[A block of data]
====================

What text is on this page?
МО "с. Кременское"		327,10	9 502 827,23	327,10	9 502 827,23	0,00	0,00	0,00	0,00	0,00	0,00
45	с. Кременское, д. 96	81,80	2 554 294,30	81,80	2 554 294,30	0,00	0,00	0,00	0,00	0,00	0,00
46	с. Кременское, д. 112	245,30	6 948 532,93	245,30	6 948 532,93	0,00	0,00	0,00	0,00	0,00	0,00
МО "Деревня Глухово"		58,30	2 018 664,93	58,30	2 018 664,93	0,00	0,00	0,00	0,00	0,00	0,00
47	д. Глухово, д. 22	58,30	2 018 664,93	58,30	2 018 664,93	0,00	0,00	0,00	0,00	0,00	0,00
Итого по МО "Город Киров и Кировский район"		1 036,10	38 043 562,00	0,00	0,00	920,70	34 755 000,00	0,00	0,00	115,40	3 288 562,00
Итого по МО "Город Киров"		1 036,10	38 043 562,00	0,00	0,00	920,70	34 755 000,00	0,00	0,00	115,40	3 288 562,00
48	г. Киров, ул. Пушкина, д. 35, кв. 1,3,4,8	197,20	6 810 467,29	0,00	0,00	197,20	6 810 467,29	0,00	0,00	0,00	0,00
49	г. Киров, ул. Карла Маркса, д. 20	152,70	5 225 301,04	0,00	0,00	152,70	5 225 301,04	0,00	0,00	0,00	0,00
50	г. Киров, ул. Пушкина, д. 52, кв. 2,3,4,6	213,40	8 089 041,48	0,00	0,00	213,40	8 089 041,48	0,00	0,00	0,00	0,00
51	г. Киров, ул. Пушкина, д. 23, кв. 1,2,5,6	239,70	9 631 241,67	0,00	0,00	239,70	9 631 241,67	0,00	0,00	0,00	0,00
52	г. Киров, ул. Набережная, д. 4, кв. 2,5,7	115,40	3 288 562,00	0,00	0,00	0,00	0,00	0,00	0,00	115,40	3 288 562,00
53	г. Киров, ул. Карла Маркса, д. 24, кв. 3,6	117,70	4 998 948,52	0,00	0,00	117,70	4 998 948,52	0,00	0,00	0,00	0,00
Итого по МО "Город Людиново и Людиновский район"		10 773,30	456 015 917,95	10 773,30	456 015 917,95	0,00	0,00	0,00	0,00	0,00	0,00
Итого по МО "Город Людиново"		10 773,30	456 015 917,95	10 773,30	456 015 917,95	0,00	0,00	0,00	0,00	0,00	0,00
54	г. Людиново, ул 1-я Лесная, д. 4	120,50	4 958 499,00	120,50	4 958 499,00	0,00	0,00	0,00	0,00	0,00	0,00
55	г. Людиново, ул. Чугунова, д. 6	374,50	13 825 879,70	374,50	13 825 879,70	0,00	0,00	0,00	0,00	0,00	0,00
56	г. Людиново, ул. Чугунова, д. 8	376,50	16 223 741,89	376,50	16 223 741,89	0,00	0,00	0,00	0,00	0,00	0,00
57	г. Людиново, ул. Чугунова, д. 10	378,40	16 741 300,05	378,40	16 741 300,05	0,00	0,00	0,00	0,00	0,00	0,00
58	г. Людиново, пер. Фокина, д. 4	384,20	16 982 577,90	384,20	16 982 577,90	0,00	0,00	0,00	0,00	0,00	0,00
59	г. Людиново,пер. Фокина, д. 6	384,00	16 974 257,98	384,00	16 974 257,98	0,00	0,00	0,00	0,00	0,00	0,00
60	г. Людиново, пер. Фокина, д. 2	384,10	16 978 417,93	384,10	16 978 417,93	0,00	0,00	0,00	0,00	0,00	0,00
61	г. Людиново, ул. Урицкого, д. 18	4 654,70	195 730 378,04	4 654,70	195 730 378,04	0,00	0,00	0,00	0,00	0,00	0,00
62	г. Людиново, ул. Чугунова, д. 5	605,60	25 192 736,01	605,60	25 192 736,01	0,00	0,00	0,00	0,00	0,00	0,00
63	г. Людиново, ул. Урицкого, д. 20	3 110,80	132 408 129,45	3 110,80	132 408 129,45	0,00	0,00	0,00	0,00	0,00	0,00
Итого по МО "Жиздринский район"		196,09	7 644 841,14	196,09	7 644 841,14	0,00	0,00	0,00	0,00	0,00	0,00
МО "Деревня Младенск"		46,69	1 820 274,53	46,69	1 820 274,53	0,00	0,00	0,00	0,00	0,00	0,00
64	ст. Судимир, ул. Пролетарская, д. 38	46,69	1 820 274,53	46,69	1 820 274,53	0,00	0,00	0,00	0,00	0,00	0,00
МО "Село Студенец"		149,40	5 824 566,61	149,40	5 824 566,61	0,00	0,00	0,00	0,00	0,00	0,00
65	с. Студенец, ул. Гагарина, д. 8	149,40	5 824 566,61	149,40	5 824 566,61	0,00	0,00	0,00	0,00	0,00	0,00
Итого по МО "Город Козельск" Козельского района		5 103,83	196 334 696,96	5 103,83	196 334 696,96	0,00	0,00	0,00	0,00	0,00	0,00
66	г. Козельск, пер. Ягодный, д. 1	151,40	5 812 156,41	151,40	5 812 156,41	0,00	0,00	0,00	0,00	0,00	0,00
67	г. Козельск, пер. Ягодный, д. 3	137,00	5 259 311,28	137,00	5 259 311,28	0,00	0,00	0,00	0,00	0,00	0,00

====================

__The exercise__
Using the material above, copy every line in which the string "Ягодный" occurs.

__Completed task__
66	г. Козельск, пер. Ягодный, д. 1	151,40	5 812 156,41	151,40	5 812 156,41	0,00	0,00	0,00	0,00	0,00	0,00
67	г. Козельск, пер. Ягодный, д. 3	137,00	5 259 311,28	137,00	5 259 311,28	0,00	0,00	0,00	0,00	0,00	0,00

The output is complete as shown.